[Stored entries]
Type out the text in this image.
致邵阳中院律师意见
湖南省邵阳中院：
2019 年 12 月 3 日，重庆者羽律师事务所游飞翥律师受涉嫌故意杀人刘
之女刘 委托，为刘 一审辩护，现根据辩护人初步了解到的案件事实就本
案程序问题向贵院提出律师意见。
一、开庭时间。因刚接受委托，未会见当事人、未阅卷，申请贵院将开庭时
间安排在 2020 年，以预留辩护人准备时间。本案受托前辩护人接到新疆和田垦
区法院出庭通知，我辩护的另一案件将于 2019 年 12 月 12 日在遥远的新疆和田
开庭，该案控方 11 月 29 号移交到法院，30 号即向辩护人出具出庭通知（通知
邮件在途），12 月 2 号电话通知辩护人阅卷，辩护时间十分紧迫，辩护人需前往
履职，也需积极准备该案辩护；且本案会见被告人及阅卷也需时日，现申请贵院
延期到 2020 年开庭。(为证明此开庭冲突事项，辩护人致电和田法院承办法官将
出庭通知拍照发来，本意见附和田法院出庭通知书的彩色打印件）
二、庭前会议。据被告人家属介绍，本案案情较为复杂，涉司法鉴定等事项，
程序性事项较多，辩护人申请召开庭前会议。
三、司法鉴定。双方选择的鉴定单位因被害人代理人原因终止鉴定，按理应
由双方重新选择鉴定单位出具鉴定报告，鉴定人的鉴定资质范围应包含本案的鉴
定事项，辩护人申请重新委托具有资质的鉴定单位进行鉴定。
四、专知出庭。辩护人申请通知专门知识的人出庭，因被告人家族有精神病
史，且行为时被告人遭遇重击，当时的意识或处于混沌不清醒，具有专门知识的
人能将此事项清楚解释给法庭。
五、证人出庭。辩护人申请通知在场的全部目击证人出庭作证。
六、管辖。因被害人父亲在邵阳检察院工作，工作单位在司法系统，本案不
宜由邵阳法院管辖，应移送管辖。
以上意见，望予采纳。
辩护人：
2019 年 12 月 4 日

What is being asked: Repeat the listing above without any change.

Answer to the exercise:
Type out the text in this image.
致邵阳中院律师意见
湖南省邵阳中院：
2019 年 12 月 3 日，重庆者羽律师事务所游飞翥律师受涉嫌故意杀人刘
之女刘 委托，为刘 一审辩护，现根据辩护人初步了解到的案件事实就本
案程序问题向贵院提出律师意见。
一、开庭时间。因刚接受委托，未会见当事人、未阅卷，申请贵院将开庭时
间安排在 2020 年，以预留辩护人准备时间。本案受托前辩护人接到新疆和田垦
区法院出庭通知，我辩护的另一案件将于 2019 年 12 月 12 日在遥远的新疆和田
开庭，该案控方 11 月 29 号移交到法院，30 号即向辩护人出具出庭通知（通知
邮件在途），12 月 2 号电话通知辩护人阅卷，辩护时间十分紧迫，辩护人需前往
履职，也需积极准备该案辩护；且本案会见被告人及阅卷也需时日，现申请贵院
延期到 2020 年开庭。(为证明此开庭冲突事项，辩护人致电和田法院承办法官将
出庭通知拍照发来，本意见附和田法院出庭通知书的彩色打印件）
二、庭前会议。据被告人家属介绍，本案案情较为复杂，涉司法鉴定等事项，
程序性事项较多，辩护人申请召开庭前会议。
三、司法鉴定。双方选择的鉴定单位因被害人代理人原因终止鉴定，按理应
由双方重新选择鉴定单位出具鉴定报告，鉴定人的鉴定资质范围应包含本案的鉴
定事项，辩护人申请重新委托具有资质的鉴定单位进行鉴定。
四、专知出庭。辩护人申请通知专门知识的人出庭，因被告人家族有精神病
史，且行为时被告人遭遇重击，当时的意识或处于混沌不清醒，具有专门知识的
人能将此事项清楚解释给法庭。
五、证人出庭。辩护人申请通知在场的全部目击证人出庭作证。
六、管辖。因被害人父亲在邵阳检察院工作，工作单位在司法系统，本案不
宜由邵阳法院管辖，应移送管辖。
以上意见，望予采纳。
辩护人：
2019 年 12 月 4 日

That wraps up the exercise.